分析文本:
姜黄挥发油对A549 肺癌细胞的抑制作用见图1。

图1 姜黄挥发油对A549 肺癌细胞的抑制作用Fig.1 The inhibitory effect of Curcuma longa L.volatile oil on A549 lung cancer cells

由图1 可以看出，姜黄挥发油对A549 肺癌细胞的抑制作用呈现出一定的剂量和时间依赖关系。同一药物浓度下，作用时间越长，抑制作用越明显。同一时间段内，随着药物浓度增大，细胞增殖抑制率增加。当加入姜黄挥发油浓度为200 mg/L，作用72 h 时，细胞增殖抑制率达到72.93%。芳姜黄酮在姜黄挥发油中占39.37%，是姜黄挥发油中发挥抗肿瘤活性的主要成分[24-25]。本试验中50 mg/L 的姜黄挥发油与阳性对照组50 mg/L 的芳姜黄酮对于细胞增殖抑制效果没有显著差异，进一步证明了芳姜黄酮是姜黄挥发油中起主要抑制肿瘤增殖作用的有效成分。

2.2 吖啶橙染色

姜黄挥发油对A549 肺癌细胞凋亡形态的影响见图2。

由图2A 可知，随着加入姜黄挥发油浓度的增大，细胞数量呈明显的减少趋势。空白组与加药组相比具有完整的细胞形态，细胞核染色亮度均匀，且细胞核边缘比较清晰。图2B 显示，姜黄挥发油促使癌细胞外形发生了新月形颗粒状的变化，细胞膜出现发泡现象，细胞体变小、变圆甚至脱落。且细胞核内染色质部分皱缩，细胞核浓聚、偏位[26]。经150 mg/L 姜黄挥发油处理条件下的大部分癌细胞已经凋亡且结构被完全破坏。可见姜黄挥发油对人肺癌A549 细胞具有很好的凋亡诱导作用。

图2 姜黄挥发油对A549 肺癌细胞的凋亡形态影响Fig.2 Effect of Curcuma longa L.volatile oil on apoptosis of A549 lung cancer cells

2.3 流式细胞仪测定细胞周期

姜黄挥发油对A549 肺癌细胞凋亡周期的影响见图3。

[数据集节选]
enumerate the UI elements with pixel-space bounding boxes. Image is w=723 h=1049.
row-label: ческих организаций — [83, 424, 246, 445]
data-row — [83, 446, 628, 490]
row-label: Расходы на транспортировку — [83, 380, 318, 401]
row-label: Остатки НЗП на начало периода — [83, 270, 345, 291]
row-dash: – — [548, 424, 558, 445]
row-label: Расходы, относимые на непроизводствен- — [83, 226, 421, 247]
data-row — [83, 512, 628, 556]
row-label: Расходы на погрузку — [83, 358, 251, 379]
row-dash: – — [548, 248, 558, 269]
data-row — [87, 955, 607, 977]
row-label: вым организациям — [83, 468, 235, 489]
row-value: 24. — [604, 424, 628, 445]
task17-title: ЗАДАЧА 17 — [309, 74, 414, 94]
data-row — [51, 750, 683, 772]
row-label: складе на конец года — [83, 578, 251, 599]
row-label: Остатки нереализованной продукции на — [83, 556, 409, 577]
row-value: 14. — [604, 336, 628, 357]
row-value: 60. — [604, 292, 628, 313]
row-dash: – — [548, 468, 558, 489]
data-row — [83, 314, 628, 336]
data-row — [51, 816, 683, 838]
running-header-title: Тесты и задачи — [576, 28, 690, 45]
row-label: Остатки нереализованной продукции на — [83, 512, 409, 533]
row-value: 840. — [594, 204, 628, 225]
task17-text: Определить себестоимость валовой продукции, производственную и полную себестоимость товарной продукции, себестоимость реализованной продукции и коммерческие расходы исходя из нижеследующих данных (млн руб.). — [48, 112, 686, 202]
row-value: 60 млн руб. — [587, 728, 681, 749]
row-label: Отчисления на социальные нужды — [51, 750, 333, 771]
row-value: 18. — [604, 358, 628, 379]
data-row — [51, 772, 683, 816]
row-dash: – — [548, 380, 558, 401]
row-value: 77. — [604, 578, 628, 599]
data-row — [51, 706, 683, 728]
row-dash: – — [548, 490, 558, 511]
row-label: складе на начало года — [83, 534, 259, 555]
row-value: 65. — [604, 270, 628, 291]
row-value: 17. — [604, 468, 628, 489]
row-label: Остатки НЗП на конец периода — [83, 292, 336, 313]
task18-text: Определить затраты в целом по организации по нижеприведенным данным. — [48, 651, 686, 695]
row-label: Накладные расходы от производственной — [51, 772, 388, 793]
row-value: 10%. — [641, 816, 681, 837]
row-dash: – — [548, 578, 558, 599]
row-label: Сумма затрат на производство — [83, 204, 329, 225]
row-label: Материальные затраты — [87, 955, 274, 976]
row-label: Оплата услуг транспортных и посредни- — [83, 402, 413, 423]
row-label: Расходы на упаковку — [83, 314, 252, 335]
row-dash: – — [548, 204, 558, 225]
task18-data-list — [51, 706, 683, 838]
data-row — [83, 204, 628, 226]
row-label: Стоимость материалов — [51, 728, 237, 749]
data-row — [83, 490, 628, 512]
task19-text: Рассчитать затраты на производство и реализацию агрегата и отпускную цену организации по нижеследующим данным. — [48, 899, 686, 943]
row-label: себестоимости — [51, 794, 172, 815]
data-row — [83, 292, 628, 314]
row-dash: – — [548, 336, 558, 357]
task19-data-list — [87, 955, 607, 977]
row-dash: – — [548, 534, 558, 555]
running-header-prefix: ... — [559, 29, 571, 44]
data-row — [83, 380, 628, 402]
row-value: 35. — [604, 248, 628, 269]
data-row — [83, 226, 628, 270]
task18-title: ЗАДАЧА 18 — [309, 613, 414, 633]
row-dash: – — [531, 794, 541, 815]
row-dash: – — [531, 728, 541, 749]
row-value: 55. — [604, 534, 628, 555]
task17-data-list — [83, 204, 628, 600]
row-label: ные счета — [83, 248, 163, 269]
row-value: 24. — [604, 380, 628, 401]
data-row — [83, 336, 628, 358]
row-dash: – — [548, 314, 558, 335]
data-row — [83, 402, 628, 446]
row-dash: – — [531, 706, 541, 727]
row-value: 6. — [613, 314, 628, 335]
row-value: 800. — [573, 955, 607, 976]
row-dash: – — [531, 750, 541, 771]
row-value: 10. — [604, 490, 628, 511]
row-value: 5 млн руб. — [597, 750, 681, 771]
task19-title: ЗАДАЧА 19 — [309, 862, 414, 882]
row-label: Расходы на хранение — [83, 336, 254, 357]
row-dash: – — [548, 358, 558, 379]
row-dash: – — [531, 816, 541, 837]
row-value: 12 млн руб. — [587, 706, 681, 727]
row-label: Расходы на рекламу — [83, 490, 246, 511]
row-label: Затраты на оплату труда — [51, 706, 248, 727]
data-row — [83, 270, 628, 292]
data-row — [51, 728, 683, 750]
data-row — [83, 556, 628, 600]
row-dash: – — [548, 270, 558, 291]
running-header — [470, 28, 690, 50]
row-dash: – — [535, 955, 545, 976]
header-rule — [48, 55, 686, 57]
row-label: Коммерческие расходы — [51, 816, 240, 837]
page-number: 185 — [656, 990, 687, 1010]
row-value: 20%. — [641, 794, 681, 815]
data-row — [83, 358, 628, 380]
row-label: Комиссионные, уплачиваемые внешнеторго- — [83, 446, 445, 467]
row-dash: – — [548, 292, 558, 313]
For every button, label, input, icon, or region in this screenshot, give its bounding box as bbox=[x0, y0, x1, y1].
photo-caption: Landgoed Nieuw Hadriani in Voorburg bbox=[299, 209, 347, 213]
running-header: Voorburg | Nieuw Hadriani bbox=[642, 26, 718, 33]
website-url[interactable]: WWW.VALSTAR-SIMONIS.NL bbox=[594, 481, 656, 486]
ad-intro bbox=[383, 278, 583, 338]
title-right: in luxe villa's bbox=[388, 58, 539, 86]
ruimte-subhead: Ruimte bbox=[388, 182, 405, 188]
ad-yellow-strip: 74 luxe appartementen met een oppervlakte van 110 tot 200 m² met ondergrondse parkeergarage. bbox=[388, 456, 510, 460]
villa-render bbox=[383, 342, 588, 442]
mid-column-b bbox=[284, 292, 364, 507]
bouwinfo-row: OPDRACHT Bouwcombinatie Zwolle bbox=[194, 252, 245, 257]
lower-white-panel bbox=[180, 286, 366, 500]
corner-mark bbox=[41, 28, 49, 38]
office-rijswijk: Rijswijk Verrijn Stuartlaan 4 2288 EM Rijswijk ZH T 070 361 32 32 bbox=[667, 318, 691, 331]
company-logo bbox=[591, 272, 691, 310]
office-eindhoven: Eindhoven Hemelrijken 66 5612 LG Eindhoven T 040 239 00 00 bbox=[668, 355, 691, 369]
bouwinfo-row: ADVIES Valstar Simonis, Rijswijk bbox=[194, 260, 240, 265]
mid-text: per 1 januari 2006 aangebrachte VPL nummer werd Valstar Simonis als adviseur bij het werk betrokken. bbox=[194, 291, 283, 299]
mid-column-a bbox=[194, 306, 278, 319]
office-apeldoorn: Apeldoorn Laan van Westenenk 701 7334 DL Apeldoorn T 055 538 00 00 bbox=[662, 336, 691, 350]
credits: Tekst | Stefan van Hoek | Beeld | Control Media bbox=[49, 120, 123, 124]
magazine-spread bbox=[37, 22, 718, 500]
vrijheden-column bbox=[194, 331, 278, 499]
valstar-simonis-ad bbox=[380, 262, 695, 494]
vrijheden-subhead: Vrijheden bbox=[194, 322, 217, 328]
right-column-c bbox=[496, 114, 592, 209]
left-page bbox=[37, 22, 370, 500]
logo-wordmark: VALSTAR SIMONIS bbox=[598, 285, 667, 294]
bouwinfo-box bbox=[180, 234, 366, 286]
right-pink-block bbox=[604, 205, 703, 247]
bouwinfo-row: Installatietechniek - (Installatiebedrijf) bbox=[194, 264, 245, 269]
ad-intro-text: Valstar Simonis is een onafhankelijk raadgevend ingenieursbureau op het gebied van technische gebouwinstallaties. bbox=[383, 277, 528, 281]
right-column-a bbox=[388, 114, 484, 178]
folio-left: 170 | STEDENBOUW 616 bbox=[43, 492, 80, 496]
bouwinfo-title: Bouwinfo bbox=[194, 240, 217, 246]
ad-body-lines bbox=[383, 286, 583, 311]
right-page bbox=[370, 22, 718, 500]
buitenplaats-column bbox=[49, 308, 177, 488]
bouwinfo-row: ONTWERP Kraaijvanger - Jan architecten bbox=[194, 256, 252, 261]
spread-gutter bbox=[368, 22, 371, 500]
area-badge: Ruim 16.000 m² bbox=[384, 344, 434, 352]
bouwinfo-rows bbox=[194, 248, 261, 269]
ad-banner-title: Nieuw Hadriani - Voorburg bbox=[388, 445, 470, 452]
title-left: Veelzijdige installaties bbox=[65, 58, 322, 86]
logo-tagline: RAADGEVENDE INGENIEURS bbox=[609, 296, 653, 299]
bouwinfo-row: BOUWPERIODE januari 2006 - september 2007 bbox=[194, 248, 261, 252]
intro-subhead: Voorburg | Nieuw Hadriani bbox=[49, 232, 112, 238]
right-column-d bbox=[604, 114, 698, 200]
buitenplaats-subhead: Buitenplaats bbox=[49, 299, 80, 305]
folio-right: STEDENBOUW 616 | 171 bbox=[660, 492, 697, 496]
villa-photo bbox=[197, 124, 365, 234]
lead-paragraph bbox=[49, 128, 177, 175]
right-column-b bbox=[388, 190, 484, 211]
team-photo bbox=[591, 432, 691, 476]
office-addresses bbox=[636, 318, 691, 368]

练习题目:
**1)** 在关于姜黄挥发油的文本中，从“姜黄挥发油对A549 肺癌细胞的抑制作用见图1。”开始，一直到“姜黄挥发油对A549 肺癌细胞凋亡形态的影响见图2。”为止，重新写出这一部分，并把其中的“芳姜黄酮”换成“ar-turmerone”。
**2)** 把关于姜黄挥发油的文本中的这句话译成英语：“同一药物浓度下，作用时间越长，抑制作用越明显。”

题目解答:
**1)**
姜黄挥发油对A549 肺癌细胞的抑制作用见图1。

图1 姜黄挥发油对A549 肺癌细胞的抑制作用Fig.1 The inhibitory effect of Curcuma longa L.volatile oil on A549 lung cancer cells

由图1 可以看出，姜黄挥发油对A549 肺癌细胞的抑制作用呈现出一定的剂量和时间依赖关系。同一药物浓度下，作用时间越长，抑制作用越明显。同一时间段内，随着药物浓度增大，细胞增殖抑制率增加。当加入姜黄挥发油浓度为200 mg/L，作用72 h 时，细胞增殖抑制率达到72.93%。ar-turmerone在姜黄挥发油中占39.37%，是姜黄挥发油中发挥抗肿瘤活性的主要成分[24-25]。本试验中50 mg/L 的姜黄挥发油与阳性对照组50 mg/L 的ar-turmerone对于细胞增殖抑制效果没有显著差异，进一步证明了ar-turmerone是姜黄挥发油中起主要抑制肿瘤增殖作用的有效成分。

2.2 吖啶橙染色

姜黄挥发油对A549 肺癌细胞凋亡形态的影响见图2。

**2)** At the same drug concentration, the longer the treatment time, the more pronounced the inhibitory effect.